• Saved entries
- - - - - - -

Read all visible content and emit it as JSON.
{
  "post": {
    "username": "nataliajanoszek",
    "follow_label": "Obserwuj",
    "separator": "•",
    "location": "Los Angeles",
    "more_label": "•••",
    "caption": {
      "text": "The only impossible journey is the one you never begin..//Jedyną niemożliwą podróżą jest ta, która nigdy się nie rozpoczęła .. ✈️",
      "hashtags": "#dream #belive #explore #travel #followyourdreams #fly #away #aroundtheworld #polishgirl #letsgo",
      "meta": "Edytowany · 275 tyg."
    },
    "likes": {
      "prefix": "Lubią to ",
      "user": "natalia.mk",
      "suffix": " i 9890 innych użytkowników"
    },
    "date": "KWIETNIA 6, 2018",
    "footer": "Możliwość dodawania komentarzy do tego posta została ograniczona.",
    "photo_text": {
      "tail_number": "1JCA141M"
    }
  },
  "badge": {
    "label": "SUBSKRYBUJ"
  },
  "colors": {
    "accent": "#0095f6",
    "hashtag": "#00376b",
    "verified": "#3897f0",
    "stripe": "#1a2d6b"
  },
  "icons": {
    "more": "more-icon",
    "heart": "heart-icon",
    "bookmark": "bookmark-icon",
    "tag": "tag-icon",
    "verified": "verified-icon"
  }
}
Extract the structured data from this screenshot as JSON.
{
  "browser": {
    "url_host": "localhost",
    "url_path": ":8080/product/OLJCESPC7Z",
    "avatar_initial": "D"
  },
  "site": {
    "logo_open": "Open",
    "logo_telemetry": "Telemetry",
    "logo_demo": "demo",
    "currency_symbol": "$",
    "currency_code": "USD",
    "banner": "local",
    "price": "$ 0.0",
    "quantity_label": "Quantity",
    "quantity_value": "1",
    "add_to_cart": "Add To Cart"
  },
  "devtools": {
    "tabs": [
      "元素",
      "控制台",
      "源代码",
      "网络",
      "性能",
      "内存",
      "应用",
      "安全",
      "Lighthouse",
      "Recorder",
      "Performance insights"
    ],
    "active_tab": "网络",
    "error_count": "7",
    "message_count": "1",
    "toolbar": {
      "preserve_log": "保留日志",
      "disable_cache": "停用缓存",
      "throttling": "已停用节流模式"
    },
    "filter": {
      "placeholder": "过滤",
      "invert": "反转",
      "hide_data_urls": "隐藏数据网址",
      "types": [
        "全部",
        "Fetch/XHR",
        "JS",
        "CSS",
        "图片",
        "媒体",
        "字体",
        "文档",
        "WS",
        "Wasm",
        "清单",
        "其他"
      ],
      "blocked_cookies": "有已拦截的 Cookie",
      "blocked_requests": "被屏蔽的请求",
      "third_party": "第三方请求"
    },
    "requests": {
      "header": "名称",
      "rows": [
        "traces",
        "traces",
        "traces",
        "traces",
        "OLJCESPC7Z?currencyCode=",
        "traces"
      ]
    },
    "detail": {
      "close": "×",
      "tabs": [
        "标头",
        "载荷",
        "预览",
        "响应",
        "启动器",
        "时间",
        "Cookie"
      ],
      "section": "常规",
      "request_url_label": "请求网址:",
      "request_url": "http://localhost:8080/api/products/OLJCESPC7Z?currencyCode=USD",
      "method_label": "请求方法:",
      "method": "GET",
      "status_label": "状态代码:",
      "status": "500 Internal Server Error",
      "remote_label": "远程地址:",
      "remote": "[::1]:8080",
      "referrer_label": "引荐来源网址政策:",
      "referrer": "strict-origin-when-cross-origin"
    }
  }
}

- - - - - - -

• STATED TASK
Reproduce the records in full, exactly as written.

• RESULT
Read all visible content and emit it as JSON.
{
  "post": {
    "username": "nataliajanoszek",
    "follow_label": "Obserwuj",
    "separator": "•",
    "location": "Los Angeles",
    "more_label": "•••",
    "caption": {
      "text": "The only impossible journey is the one you never begin..//Jedyną niemożliwą podróżą jest ta, która nigdy się nie rozpoczęła .. ✈️",
      "hashtags": "#dream #belive #explore #travel #followyourdreams #fly #away #aroundtheworld #polishgirl #letsgo",
      "meta": "Edytowany · 275 tyg."
    },
    "likes": {
      "prefix": "Lubią to ",
      "user": "natalia.mk",
      "suffix": " i 9890 innych użytkowników"
    },
    "date": "KWIETNIA 6, 2018",
    "footer": "Możliwość dodawania komentarzy do tego posta została ograniczona.",
    "photo_text": {
      "tail_number": "1JCA141M"
    }
  },
  "badge": {
    "label": "SUBSKRYBUJ"
  },
  "colors": {
    "accent": "#0095f6",
    "hashtag": "#00376b",
    "verified": "#3897f0",
    "stripe": "#1a2d6b"
  },
  "icons": {
    "more": "more-icon",
    "heart": "heart-icon",
    "bookmark": "bookmark-icon",
    "tag": "tag-icon",
    "verified": "verified-icon"
  }
}
Extract the structured data from this screenshot as JSON.
{
  "browser": {
    "url_host": "localhost",
    "url_path": ":8080/product/OLJCESPC7Z",
    "avatar_initial": "D"
  },
  "site": {
    "logo_open": "Open",
    "logo_telemetry": "Telemetry",
    "logo_demo": "demo",
    "currency_symbol": "$",
    "currency_code": "USD",
    "banner": "local",
    "price": "$ 0.0",
    "quantity_label": "Quantity",
    "quantity_value": "1",
    "add_to_cart": "Add To Cart"
  },
  "devtools": {
    "tabs": [
      "元素",
      "控制台",
      "源代码",
      "网络",
      "性能",
      "内存",
      "应用",
      "安全",
      "Lighthouse",
      "Recorder",
      "Performance insights"
    ],
    "active_tab": "网络",
    "error_count": "7",
    "message_count": "1",
    "toolbar": {
      "preserve_log": "保留日志",
      "disable_cache": "停用缓存",
      "throttling": "已停用节流模式"
    },
    "filter": {
      "placeholder": "过滤",
      "invert": "反转",
      "hide_data_urls": "隐藏数据网址",
      "types": [
        "全部",
        "Fetch/XHR",
        "JS",
        "CSS",
        "图片",
        "媒体",
        "字体",
        "文档",
        "WS",
        "Wasm",
        "清单",
        "其他"
      ],
      "blocked_cookies": "有已拦截的 Cookie",
      "blocked_requests": "被屏蔽的请求",
      "third_party": "第三方请求"
    },
    "requests": {
      "header": "名称",
      "rows": [
        "traces",
        "traces",
        "traces",
        "traces",
        "OLJCESPC7Z?currencyCode=",
        "traces"
      ]
    },
    "detail": {
      "close": "×",
      "tabs": [
        "标头",
        "载荷",
        "预览",
        "响应",
        "启动器",
        "时间",
        "Cookie"
      ],
      "section": "常规",
      "request_url_label": "请求网址:",
      "request_url": "http://localhost:8080/api/products/OLJCESPC7Z?currencyCode=USD",
      "method_label": "请求方法:",
      "method": "GET",
      "status_label": "状态代码:",
      "status": "500 Internal Server Error",
      "remote_label": "远程地址:",
      "remote": "[::1]:8080",
      "referrer_label": "引荐来源网址政策:",
      "referrer": "strict-origin-when-cross-origin"
    }
  }
}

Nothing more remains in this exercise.